= Your task =
Restate all of the data exactly.

= Data for processing =
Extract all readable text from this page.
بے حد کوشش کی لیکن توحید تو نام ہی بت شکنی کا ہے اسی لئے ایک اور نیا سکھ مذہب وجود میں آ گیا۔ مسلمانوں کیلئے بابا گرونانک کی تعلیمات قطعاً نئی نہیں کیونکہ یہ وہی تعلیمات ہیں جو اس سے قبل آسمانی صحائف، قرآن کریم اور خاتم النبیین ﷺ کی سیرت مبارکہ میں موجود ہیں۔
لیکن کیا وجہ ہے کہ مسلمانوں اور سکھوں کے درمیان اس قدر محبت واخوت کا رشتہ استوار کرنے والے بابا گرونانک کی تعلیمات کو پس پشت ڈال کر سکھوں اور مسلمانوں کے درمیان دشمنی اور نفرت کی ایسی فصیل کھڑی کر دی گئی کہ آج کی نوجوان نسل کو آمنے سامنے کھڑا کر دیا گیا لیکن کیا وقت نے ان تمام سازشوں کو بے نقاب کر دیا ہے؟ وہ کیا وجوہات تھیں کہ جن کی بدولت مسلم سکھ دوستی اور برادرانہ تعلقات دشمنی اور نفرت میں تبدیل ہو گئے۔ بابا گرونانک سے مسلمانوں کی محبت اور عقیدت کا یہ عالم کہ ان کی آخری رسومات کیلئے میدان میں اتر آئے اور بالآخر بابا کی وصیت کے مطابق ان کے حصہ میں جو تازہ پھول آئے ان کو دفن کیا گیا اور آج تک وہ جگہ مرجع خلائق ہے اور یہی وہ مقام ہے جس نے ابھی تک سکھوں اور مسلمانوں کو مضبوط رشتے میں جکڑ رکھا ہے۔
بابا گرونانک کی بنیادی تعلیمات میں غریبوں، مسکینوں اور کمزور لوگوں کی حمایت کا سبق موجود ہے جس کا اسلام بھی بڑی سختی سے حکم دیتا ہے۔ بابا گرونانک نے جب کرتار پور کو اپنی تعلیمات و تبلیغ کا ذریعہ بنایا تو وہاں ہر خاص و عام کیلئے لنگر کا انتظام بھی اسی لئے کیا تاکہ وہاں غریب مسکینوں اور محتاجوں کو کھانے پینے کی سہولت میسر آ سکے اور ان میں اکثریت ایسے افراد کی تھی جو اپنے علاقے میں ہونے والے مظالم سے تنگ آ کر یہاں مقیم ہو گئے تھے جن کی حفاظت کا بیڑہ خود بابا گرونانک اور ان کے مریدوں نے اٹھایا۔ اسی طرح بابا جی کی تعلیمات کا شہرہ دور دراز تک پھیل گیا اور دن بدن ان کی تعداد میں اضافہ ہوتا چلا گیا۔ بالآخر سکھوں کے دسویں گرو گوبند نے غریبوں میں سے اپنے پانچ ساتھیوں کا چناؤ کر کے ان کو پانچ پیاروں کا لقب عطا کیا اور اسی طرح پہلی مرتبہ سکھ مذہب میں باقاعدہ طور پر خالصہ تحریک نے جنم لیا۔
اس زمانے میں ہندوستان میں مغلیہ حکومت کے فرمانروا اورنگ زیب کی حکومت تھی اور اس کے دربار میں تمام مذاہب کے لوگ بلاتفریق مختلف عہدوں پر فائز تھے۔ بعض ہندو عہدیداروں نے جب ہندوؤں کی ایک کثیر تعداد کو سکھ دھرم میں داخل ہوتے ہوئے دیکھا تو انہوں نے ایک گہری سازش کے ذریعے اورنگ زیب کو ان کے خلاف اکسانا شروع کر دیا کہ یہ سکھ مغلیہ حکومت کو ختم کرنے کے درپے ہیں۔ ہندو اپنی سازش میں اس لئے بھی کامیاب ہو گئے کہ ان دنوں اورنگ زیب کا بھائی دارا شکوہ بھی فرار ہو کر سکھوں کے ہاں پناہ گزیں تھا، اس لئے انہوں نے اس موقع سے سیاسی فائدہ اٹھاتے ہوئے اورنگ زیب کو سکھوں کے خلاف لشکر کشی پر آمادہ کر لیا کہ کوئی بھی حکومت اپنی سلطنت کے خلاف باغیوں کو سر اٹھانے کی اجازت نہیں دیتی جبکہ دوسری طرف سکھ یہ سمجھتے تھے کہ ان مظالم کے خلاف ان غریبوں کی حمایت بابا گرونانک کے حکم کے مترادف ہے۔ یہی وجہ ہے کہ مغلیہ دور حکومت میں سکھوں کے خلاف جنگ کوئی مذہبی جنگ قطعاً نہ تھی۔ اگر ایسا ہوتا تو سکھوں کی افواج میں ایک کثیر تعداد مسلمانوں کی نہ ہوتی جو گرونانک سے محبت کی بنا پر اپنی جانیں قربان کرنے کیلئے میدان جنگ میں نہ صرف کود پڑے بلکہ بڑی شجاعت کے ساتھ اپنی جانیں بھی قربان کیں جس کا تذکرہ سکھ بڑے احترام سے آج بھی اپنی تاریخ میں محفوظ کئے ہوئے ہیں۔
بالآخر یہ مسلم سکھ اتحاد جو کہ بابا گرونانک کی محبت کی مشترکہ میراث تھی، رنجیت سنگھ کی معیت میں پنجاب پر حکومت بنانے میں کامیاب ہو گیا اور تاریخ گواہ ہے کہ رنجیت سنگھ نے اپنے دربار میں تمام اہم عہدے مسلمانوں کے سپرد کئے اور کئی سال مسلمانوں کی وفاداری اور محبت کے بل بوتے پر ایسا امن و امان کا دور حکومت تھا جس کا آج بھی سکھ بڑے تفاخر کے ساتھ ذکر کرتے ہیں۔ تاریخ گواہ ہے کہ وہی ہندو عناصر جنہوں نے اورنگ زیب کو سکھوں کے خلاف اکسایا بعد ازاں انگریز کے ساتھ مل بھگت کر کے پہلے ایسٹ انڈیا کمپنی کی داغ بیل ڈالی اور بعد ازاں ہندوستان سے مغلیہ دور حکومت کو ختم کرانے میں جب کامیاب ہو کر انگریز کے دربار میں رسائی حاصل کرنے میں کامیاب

= Complete response =
Extract all readable text from this page.
بے حد کوشش کی لیکن توحید تو نام ہی بت شکنی کا ہے اسی لئے ایک اور نیا سکھ مذہب وجود میں آ گیا۔ مسلمانوں کیلئے بابا گرونانک کی تعلیمات قطعاً نئی نہیں کیونکہ یہ وہی تعلیمات ہیں جو اس سے قبل آسمانی صحائف، قرآن کریم اور خاتم النبیین ﷺ کی سیرت مبارکہ میں موجود ہیں۔
لیکن کیا وجہ ہے کہ مسلمانوں اور سکھوں کے درمیان اس قدر محبت واخوت کا رشتہ استوار کرنے والے بابا گرونانک کی تعلیمات کو پس پشت ڈال کر سکھوں اور مسلمانوں کے درمیان دشمنی اور نفرت کی ایسی فصیل کھڑی کر دی گئی کہ آج کی نوجوان نسل کو آمنے سامنے کھڑا کر دیا گیا لیکن کیا وقت نے ان تمام سازشوں کو بے نقاب کر دیا ہے؟ وہ کیا وجوہات تھیں کہ جن کی بدولت مسلم سکھ دوستی اور برادرانہ تعلقات دشمنی اور نفرت میں تبدیل ہو گئے۔ بابا گرونانک سے مسلمانوں کی محبت اور عقیدت کا یہ عالم کہ ان کی آخری رسومات کیلئے میدان میں اتر آئے اور بالآخر بابا کی وصیت کے مطابق ان کے حصہ میں جو تازہ پھول آئے ان کو دفن کیا گیا اور آج تک وہ جگہ مرجع خلائق ہے اور یہی وہ مقام ہے جس نے ابھی تک سکھوں اور مسلمانوں کو مضبوط رشتے میں جکڑ رکھا ہے۔
بابا گرونانک کی بنیادی تعلیمات میں غریبوں، مسکینوں اور کمزور لوگوں کی حمایت کا سبق موجود ہے جس کا اسلام بھی بڑی سختی سے حکم دیتا ہے۔ بابا گرونانک نے جب کرتار پور کو اپنی تعلیمات و تبلیغ کا ذریعہ بنایا تو وہاں ہر خاص و عام کیلئے لنگر کا انتظام بھی اسی لئے کیا تاکہ وہاں غریب مسکینوں اور محتاجوں کو کھانے پینے کی سہولت میسر آ سکے اور ان میں اکثریت ایسے افراد کی تھی جو اپنے علاقے میں ہونے والے مظالم سے تنگ آ کر یہاں مقیم ہو گئے تھے جن کی حفاظت کا بیڑہ خود بابا گرونانک اور ان کے مریدوں نے اٹھایا۔ اسی طرح بابا جی کی تعلیمات کا شہرہ دور دراز تک پھیل گیا اور دن بدن ان کی تعداد میں اضافہ ہوتا چلا گیا۔ بالآخر سکھوں کے دسویں گرو گوبند نے غریبوں میں سے اپنے پانچ ساتھیوں کا چناؤ کر کے ان کو پانچ پیاروں کا لقب عطا کیا اور اسی طرح پہلی مرتبہ سکھ مذہب میں باقاعدہ طور پر خالصہ تحریک نے جنم لیا۔
اس زمانے میں ہندوستان میں مغلیہ حکومت کے فرمانروا اورنگ زیب کی حکومت تھی اور اس کے دربار میں تمام مذاہب کے لوگ بلاتفریق مختلف عہدوں پر فائز تھے۔ بعض ہندو عہدیداروں نے جب ہندوؤں کی ایک کثیر تعداد کو سکھ دھرم میں داخل ہوتے ہوئے دیکھا تو انہوں نے ایک گہری سازش کے ذریعے اورنگ زیب کو ان کے خلاف اکسانا شروع کر دیا کہ یہ سکھ مغلیہ حکومت کو ختم کرنے کے درپے ہیں۔ ہندو اپنی سازش میں اس لئے بھی کامیاب ہو گئے کہ ان دنوں اورنگ زیب کا بھائی دارا شکوہ بھی فرار ہو کر سکھوں کے ہاں پناہ گزیں تھا، اس لئے انہوں نے اس موقع سے سیاسی فائدہ اٹھاتے ہوئے اورنگ زیب کو سکھوں کے خلاف لشکر کشی پر آمادہ کر لیا کہ کوئی بھی حکومت اپنی سلطنت کے خلاف باغیوں کو سر اٹھانے کی اجازت نہیں دیتی جبکہ دوسری طرف سکھ یہ سمجھتے تھے کہ ان مظالم کے خلاف ان غریبوں کی حمایت بابا گرونانک کے حکم کے مترادف ہے۔ یہی وجہ ہے کہ مغلیہ دور حکومت میں سکھوں کے خلاف جنگ کوئی مذہبی جنگ قطعاً نہ تھی۔ اگر ایسا ہوتا تو سکھوں کی افواج میں ایک کثیر تعداد مسلمانوں کی نہ ہوتی جو گرونانک سے محبت کی بنا پر اپنی جانیں قربان کرنے کیلئے میدان جنگ میں نہ صرف کود پڑے بلکہ بڑی شجاعت کے ساتھ اپنی جانیں بھی قربان کیں جس کا تذکرہ سکھ بڑے احترام سے آج بھی اپنی تاریخ میں محفوظ کئے ہوئے ہیں۔
بالآخر یہ مسلم سکھ اتحاد جو کہ بابا گرونانک کی محبت کی مشترکہ میراث تھی، رنجیت سنگھ کی معیت میں پنجاب پر حکومت بنانے میں کامیاب ہو گیا اور تاریخ گواہ ہے کہ رنجیت سنگھ نے اپنے دربار میں تمام اہم عہدے مسلمانوں کے سپرد کئے اور کئی سال مسلمانوں کی وفاداری اور محبت کے بل بوتے پر ایسا امن و امان کا دور حکومت تھا جس کا آج بھی سکھ بڑے تفاخر کے ساتھ ذکر کرتے ہیں۔ تاریخ گواہ ہے کہ وہی ہندو عناصر جنہوں نے اورنگ زیب کو سکھوں کے خلاف اکسایا بعد ازاں انگریز کے ساتھ مل بھگت کر کے پہلے ایسٹ انڈیا کمپنی کی داغ بیل ڈالی اور بعد ازاں ہندوستان سے مغلیہ دور حکومت کو ختم کرانے میں جب کامیاب ہو کر انگریز کے دربار میں رسائی حاصل کرنے میں کامیاب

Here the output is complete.